Collected data
/---
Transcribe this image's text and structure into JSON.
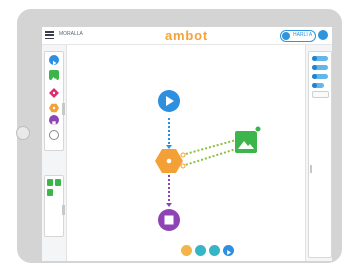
{
  "device": {
    "type": "tablet"
  },
  "topbar": {
    "file_name": "MORALLA",
    "brand": "ambot",
    "user_label": "HARLI A"
  },
  "palette": {
    "blocks": [
      {
        "icon": "play-icon",
        "color": "#2d8fe0"
      },
      {
        "icon": "image-icon",
        "color": "#3cb54a"
      },
      {
        "icon": "diamond-icon",
        "color": "#e0296f"
      },
      {
        "icon": "hexagon-icon",
        "color": "#f3a137"
      },
      {
        "icon": "stop-icon",
        "color": "#8e44b5"
      },
      {
        "icon": "ring-icon",
        "color": "#8a8a8a"
      }
    ],
    "extra": [
      "green-block-icon",
      "green-block-icon",
      "green-block-icon"
    ]
  },
  "flow": {
    "nodes": [
      {
        "id": "start",
        "icon": "play-icon",
        "color": "#2d8fe0"
      },
      {
        "id": "process",
        "icon": "hexagon-icon",
        "color": "#f3a137"
      },
      {
        "id": "image",
        "icon": "image-icon",
        "color": "#3cb54a"
      },
      {
        "id": "end",
        "icon": "stop-icon",
        "color": "#8e44b5"
      }
    ],
    "edges": [
      {
        "from": "start",
        "to": "process",
        "style": "dotted",
        "color": "#2d8fe0"
      },
      {
        "from": "process",
        "to": "image",
        "style": "dotted",
        "color": "#8dbf3d"
      },
      {
        "from": "process",
        "to": "end",
        "style": "dotted",
        "color": "#8e44b5"
      }
    ]
  },
  "bottom_toolbar": [
    {
      "icon": "zoom-in-icon",
      "color": "#f3b54a"
    },
    {
      "icon": "zoom-out-icon",
      "color": "#34b6c6"
    },
    {
      "icon": "fit-icon",
      "color": "#34b6c6"
    },
    {
      "icon": "run-icon",
      "color": "#2d8fe0"
    }
  ],
  "colors": {
    "accent": "#2d95e0",
    "brand": "#f5a23a",
    "device": "#d4d4d4"
  }
}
\---
• Problem description: Each line that holds the string "image" counts once; give the total and nothing else.

• Response to this task: 5